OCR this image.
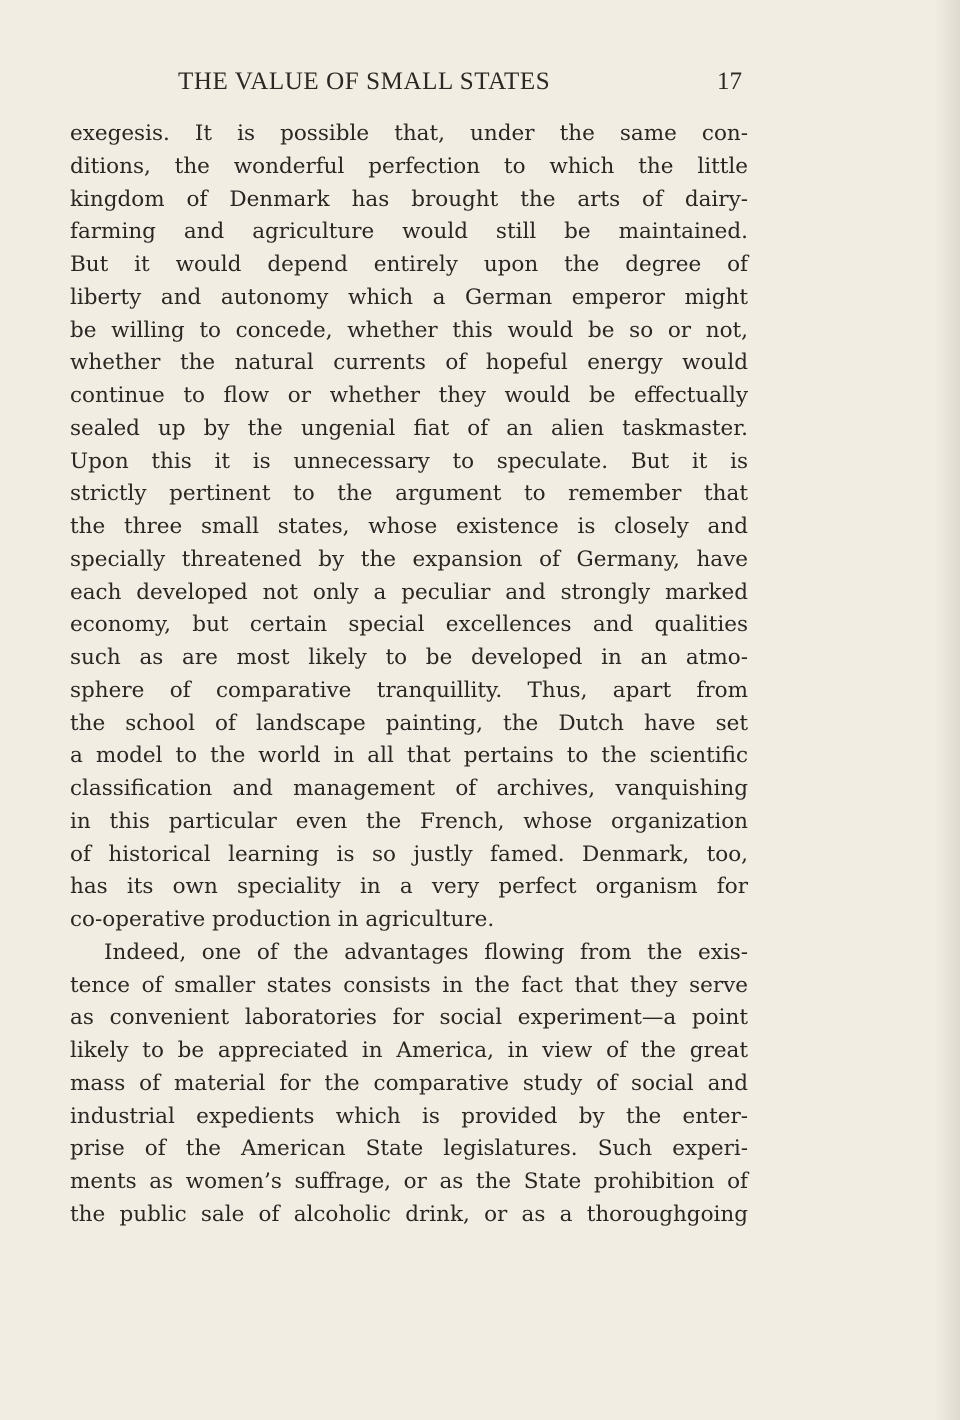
THE VALUE OF SMALL STATES	17
exegesis. It is possible that, under the same con-
ditions, the wonderful perfection to which the little
kingdom of Denmark has brought the arts of dairy-
farming and agriculture would still be maintained.
But it would depend entirely upon the degree of
liberty and autonomy which a German emperor might
be willing to concede, whether this would be so or not,
whether the natural currents of hopeful energy would
continue to flow or whether they would be effectually
sealed up by the ungenial fiat of an alien taskmaster.
Upon this it is unnecessary to speculate. But it is
strictly pertinent to the argument to remember that
the three small states, whose existence is closely and
specially threatened by the expansion of Germany, have
each developed not only a peculiar and strongly marked
economy, but certain special excellences and qualities
such as are most likely to be developed in an atmo-
sphere of comparative tranquillity. Thus, apart from
the school of landscape painting, the Dutch have set
a model to the world in all that pertains to the scientific
classification and management of archives, vanquishing
in this particular even the French, whose organization
of historical learning is so justly famed. Denmark, too,
has its own speciality in a very perfect organism for
co-operative production in agriculture.
Indeed, one of the advantages flowing from the exis-
tence of smaller states consists in the fact that they serve
as convenient laboratories for social experiment—a point
likely to be appreciated in America, in view of the great
mass of material for the comparative study of social and
industrial expedients which is provided by the enter-
prise of the American State legislatures. Such experi-
ments as women’s suffrage, or as the State prohibition of
the public sale of alcoholic drink, or as a thoroughgoing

* * * * * * *

• **GIVEN INSTRUCTION**: Using the material above, return every line exactly as it appears, minus the pictures.

• **EXERCISE RESPONSE**:
OCR this image.
THE VALUE OF SMALL STATES	17
exegesis. It is possible that, under the same con-
ditions, the wonderful perfection to which the little
kingdom of Denmark has brought the arts of dairy-
farming and agriculture would still be maintained.
But it would depend entirely upon the degree of
liberty and autonomy which a German emperor might
be willing to concede, whether this would be so or not,
whether the natural currents of hopeful energy would
continue to flow or whether they would be effectually
sealed up by the ungenial fiat of an alien taskmaster.
Upon this it is unnecessary to speculate. But it is
strictly pertinent to the argument to remember that
the three small states, whose existence is closely and
specially threatened by the expansion of Germany, have
each developed not only a peculiar and strongly marked
economy, but certain special excellences and qualities
such as are most likely to be developed in an atmo-
sphere of comparative tranquillity. Thus, apart from
the school of landscape painting, the Dutch have set
a model to the world in all that pertains to the scientific
classification and management of archives, vanquishing
in this particular even the French, whose organization
of historical learning is so justly famed. Denmark, too,
has its own speciality in a very perfect organism for
co-operative production in agriculture.
Indeed, one of the advantages flowing from the exis-
tence of smaller states consists in the fact that they serve
as convenient laboratories for social experiment—a point
likely to be appreciated in America, in view of the great
mass of material for the comparative study of social and
industrial expedients which is provided by the enter-
prise of the American State legislatures. Such experi-
ments as women’s suffrage, or as the State prohibition of
the public sale of alcoholic drink, or as a thoroughgoing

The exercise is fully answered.